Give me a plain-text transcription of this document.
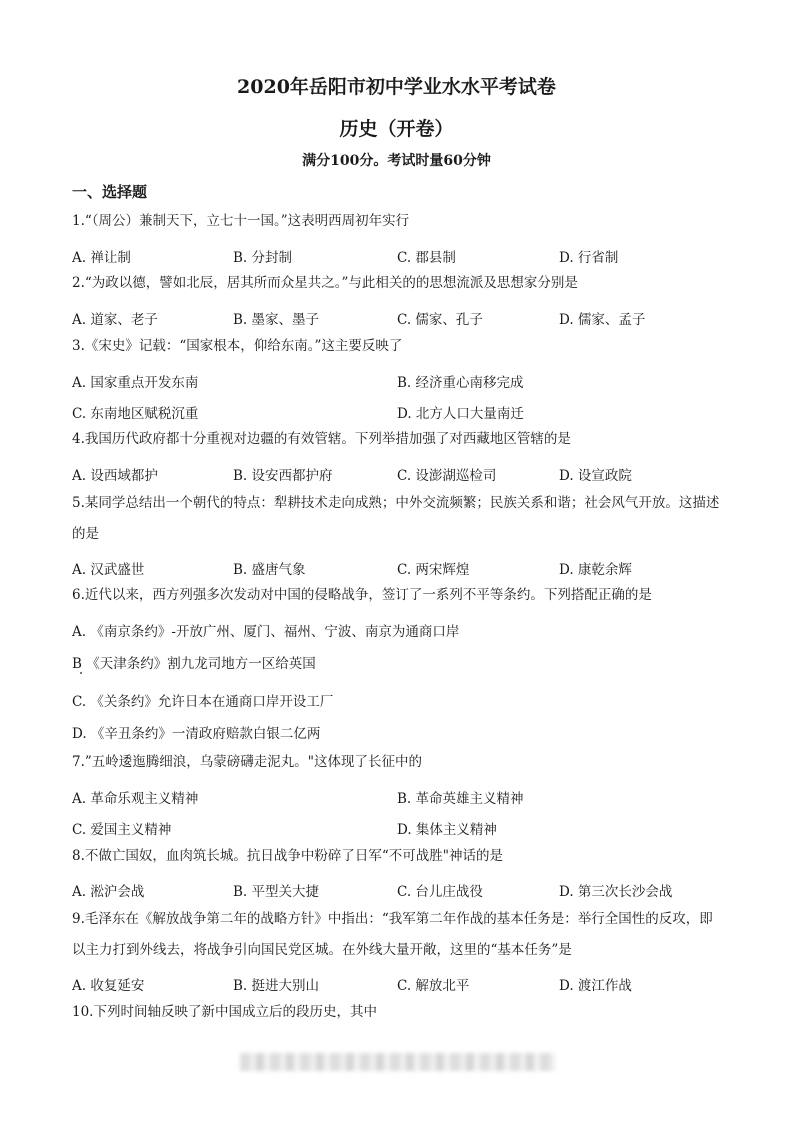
2020年岳阳市初中学业水水平考试卷
历史（开卷）
满分100分。考试时量60分钟
一、选择题
1.“（周公）兼制天下，立七十一国。”这表明西周初年实行
A. 禅让制	B. 分封制	C. 郡县制	D. 行省制
2.“为政以德，譬如北辰，居其所而众星共之。”与此相关的的思想流派及思想家分别是
A. 道家、老子	B. 墨家、墨子	C. 儒家、孔子	D. 儒家、孟子
3.《宋史》记载：“国家根本，仰给东南。”这主要反映了
A. 国家重点开发东南	B. 经济重心南移完成
C. 东南地区赋税沉重	D. 北方人口大量南迁
4.我国历代政府都十分重视对边疆的有效管辖。下列举措加强了对西藏地区管辖的是
A. 设西域都护	B. 设安西都护府	C. 设澎湖巡检司	D. 设宣政院
5.某同学总结出一个朝代的特点：犁耕技术走向成熟；中外交流频繁；民族关系和谐；社会风气开放。这描述的是
A. 汉武盛世	B. 盛唐气象	C. 两宋辉煌	D. 康乾余辉
6.近代以来，西方列强多次发动对中国的侵略战争，签订了一系列不平等条约。下列搭配正确的是
A. 《南京条约》-开放广州、厦门、福州、宁波、南京为通商口岸
B 《天津条约》割九龙司地方一区给英国
C. 《关条约》允许日本在通商口岸开设工厂
D. 《辛丑条约》一清政府赔款白银二亿两
7.”五岭逶迤腾细浪，乌蒙磅礴走泥丸。"这体现了长征中的
A. 革命乐观主义精神	B. 革命英雄主义精神
C. 爱国主义精神	D. 集体主义精神
8.不做亡国奴，血肉筑长城。抗日战争中粉碎了日军“不可战胜"神话的是
A. 淞沪会战	B. 平型关大捷	C. 台儿庄战役	D. 第三次长沙会战
9.毛泽东在《解放战争第二年的战略方针》中指出：“我军第二年作战的基本任务是：举行全国性的反攻，即以主力打到外线去，将战争引向国民党区城。在外线大量开敞，这里的“基本任务”是
A. 收复延安	B. 挺进大别山	C. 解放北平	D. 渡江作战
10.下列时间轴反映了新中国成立后的段历史，其中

——

All of the material above needs to be restated exactly, with no pictures.

Give me a plain-text transcription of this document.
2020年岳阳市初中学业水水平考试卷
历史（开卷）
满分100分。考试时量60分钟
一、选择题
1.“（周公）兼制天下，立七十一国。”这表明西周初年实行
A. 禅让制	B. 分封制	C. 郡县制	D. 行省制
2.“为政以德，譬如北辰，居其所而众星共之。”与此相关的的思想流派及思想家分别是
A. 道家、老子	B. 墨家、墨子	C. 儒家、孔子	D. 儒家、孟子
3.《宋史》记载：“国家根本，仰给东南。”这主要反映了
A. 国家重点开发东南	B. 经济重心南移完成
C. 东南地区赋税沉重	D. 北方人口大量南迁
4.我国历代政府都十分重视对边疆的有效管辖。下列举措加强了对西藏地区管辖的是
A. 设西域都护	B. 设安西都护府	C. 设澎湖巡检司	D. 设宣政院
5.某同学总结出一个朝代的特点：犁耕技术走向成熟；中外交流频繁；民族关系和谐；社会风气开放。这描述的是
A. 汉武盛世	B. 盛唐气象	C. 两宋辉煌	D. 康乾余辉
6.近代以来，西方列强多次发动对中国的侵略战争，签订了一系列不平等条约。下列搭配正确的是
A. 《南京条约》-开放广州、厦门、福州、宁波、南京为通商口岸
B 《天津条约》割九龙司地方一区给英国
C. 《关条约》允许日本在通商口岸开设工厂
D. 《辛丑条约》一清政府赔款白银二亿两
7.”五岭逶迤腾细浪，乌蒙磅礴走泥丸。"这体现了长征中的
A. 革命乐观主义精神	B. 革命英雄主义精神
C. 爱国主义精神	D. 集体主义精神
8.不做亡国奴，血肉筑长城。抗日战争中粉碎了日军“不可战胜"神话的是
A. 淞沪会战	B. 平型关大捷	C. 台儿庄战役	D. 第三次长沙会战
9.毛泽东在《解放战争第二年的战略方针》中指出：“我军第二年作战的基本任务是：举行全国性的反攻，即以主力打到外线去，将战争引向国民党区城。在外线大量开敞，这里的“基本任务”是
A. 收复延安	B. 挺进大别山	C. 解放北平	D. 渡江作战
10.下列时间轴反映了新中国成立后的段历史，其中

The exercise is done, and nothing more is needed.